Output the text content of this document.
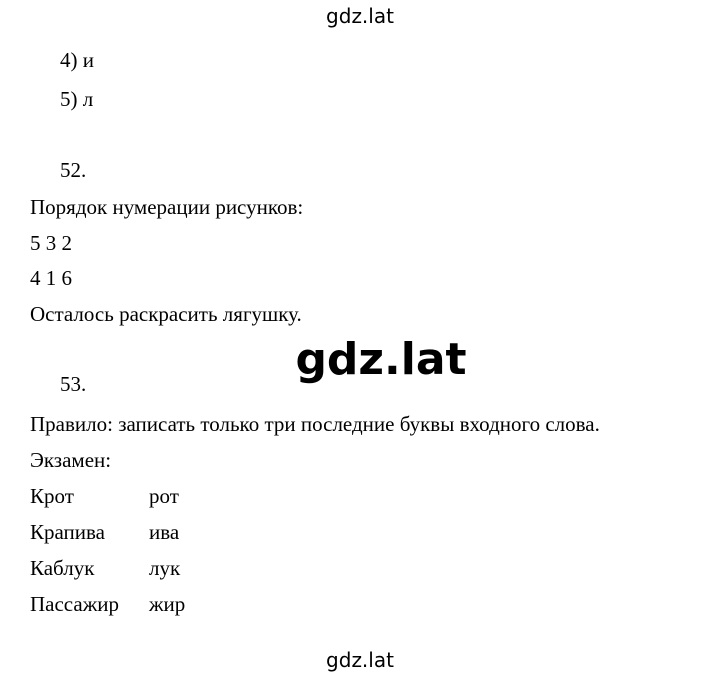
gdz.lat
4) и
5) л
52.
Порядок нумерации рисунков:
5 3 2
4 1 6
Осталось раскрасить лягушку.
gdz.lat
53.
Правило: записать только три последние буквы входного слова.
Экзамен:
Крот	рот
Крапива ива
Каблук	лук
Пассажир жир
gdz.lat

┄┄┄┄┄┄┄┄┄┄

● REQUIRED TASK
Set down all the data again exactly as above, pictures excluded.

● RESULT
Output the text content of this document.
gdz.lat
4) и
5) л
52.
Порядок нумерации рисунков:
5 3 2
4 1 6
Осталось раскрасить лягушку.
gdz.lat
53.
Правило: записать только три последние буквы входного слова.
Экзамен:
Крот	рот
Крапива ива
Каблук	лук
Пассажир жир
gdz.lat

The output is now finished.